### [WHAT IS EXPECTED]
Word for word, copy all the data and drop the pictures.

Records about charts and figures
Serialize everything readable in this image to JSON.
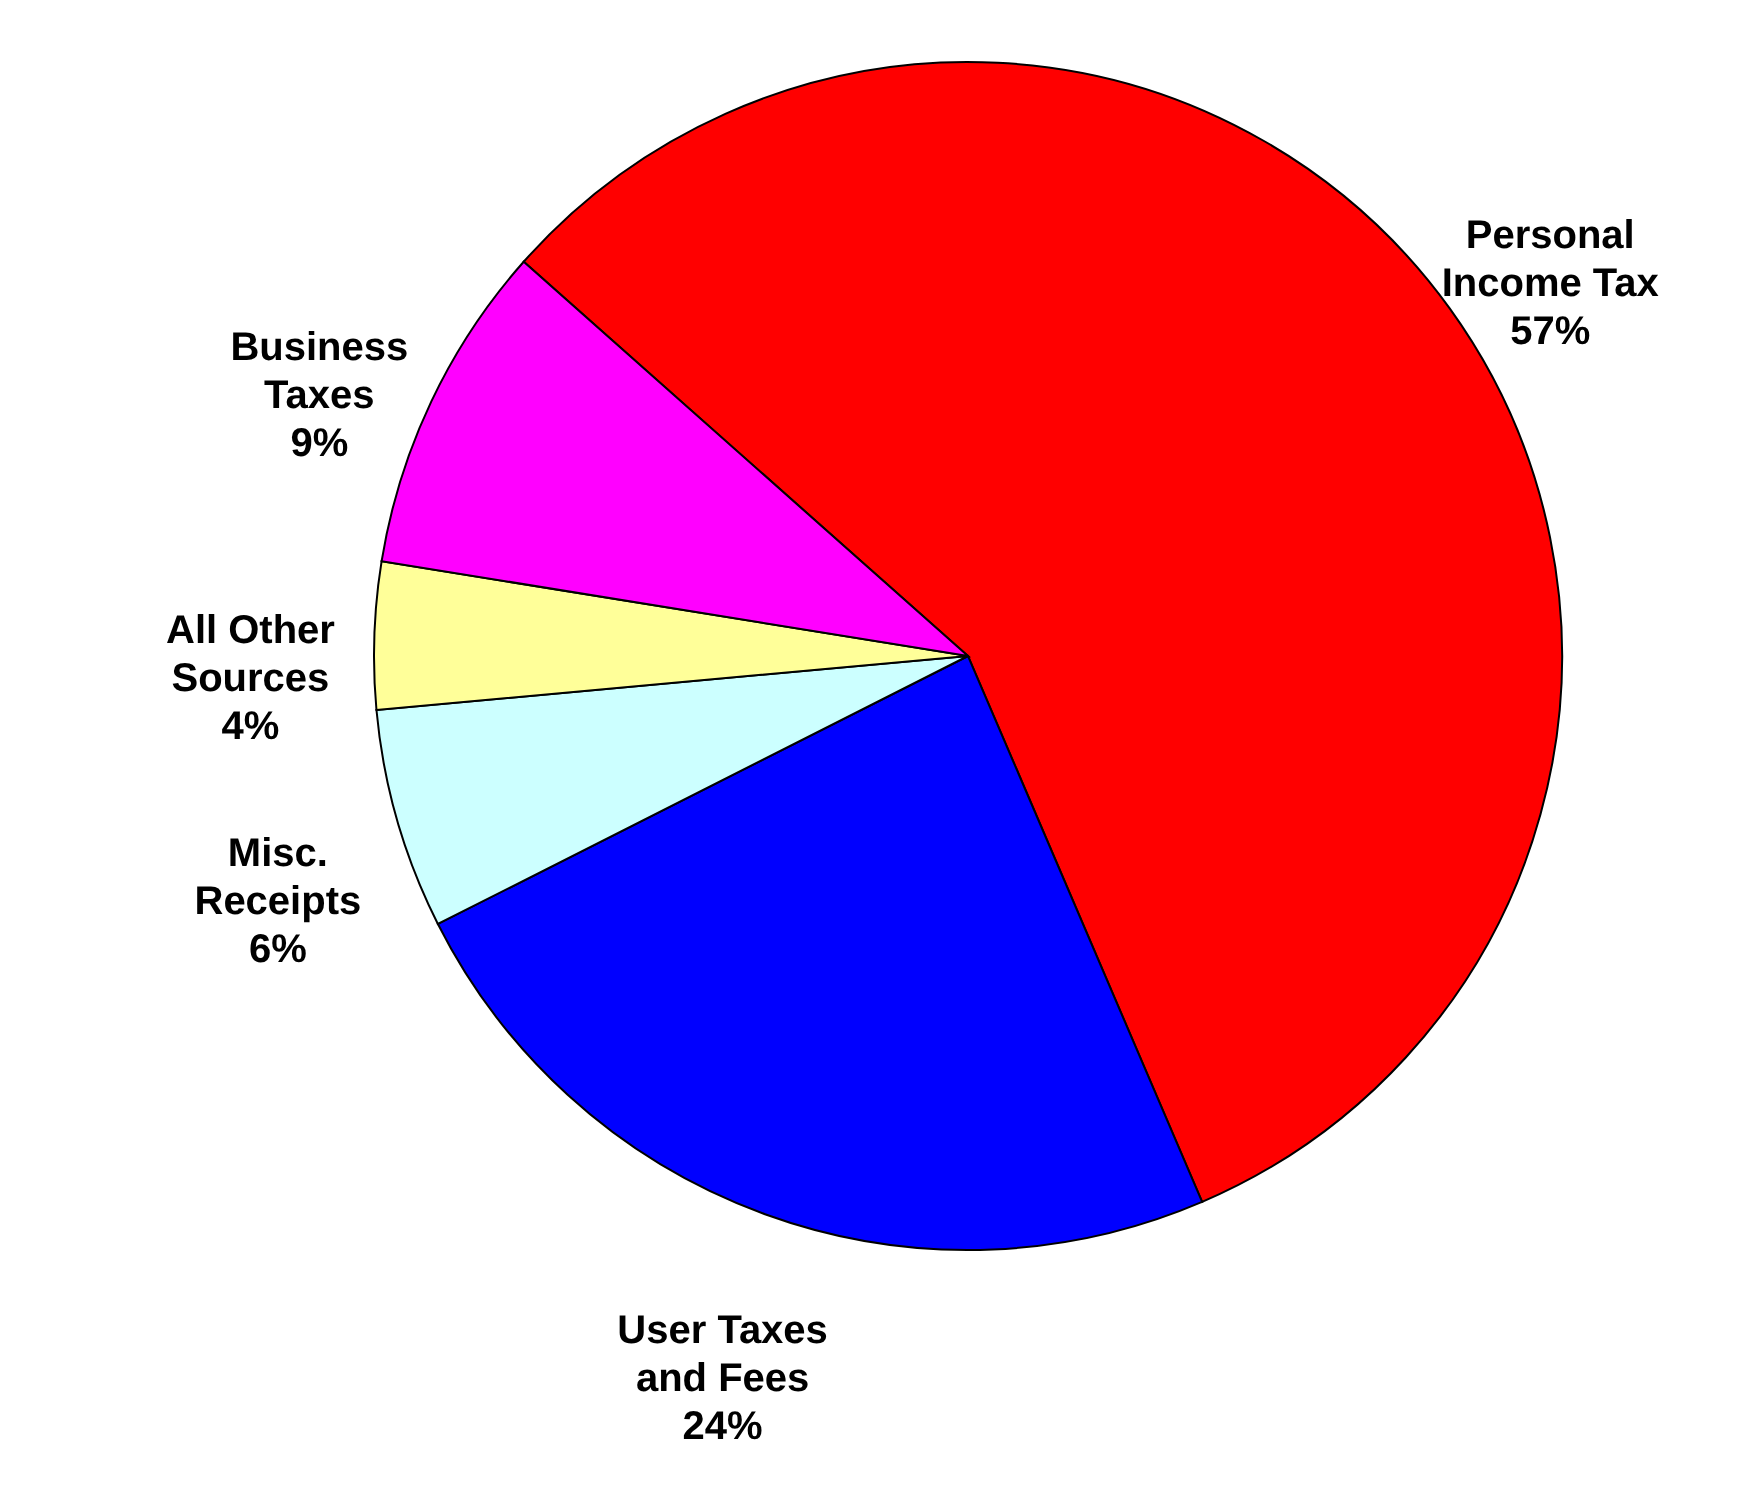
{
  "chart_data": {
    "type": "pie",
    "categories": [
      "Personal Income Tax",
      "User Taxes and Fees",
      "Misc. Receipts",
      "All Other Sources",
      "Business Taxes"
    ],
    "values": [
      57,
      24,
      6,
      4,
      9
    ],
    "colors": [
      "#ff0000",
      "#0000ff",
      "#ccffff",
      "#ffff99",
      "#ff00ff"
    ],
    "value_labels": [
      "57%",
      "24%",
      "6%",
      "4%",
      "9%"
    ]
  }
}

### [SOLUTION TO THIS PROBLEM]
Serialize everything readable in this image to JSON.
{
  "chart_data": {
    "type": "pie",
    "categories": [
      "Personal Income Tax",
      "User Taxes and Fees",
      "Misc. Receipts",
      "All Other Sources",
      "Business Taxes"
    ],
    "values": [
      57,
      24,
      6,
      4,
      9
    ],
    "colors": [
      "#ff0000",
      "#0000ff",
      "#ccffff",
      "#ffff99",
      "#ff00ff"
    ],
    "value_labels": [
      "57%",
      "24%",
      "6%",
      "4%",
      "9%"
    ]
  }
}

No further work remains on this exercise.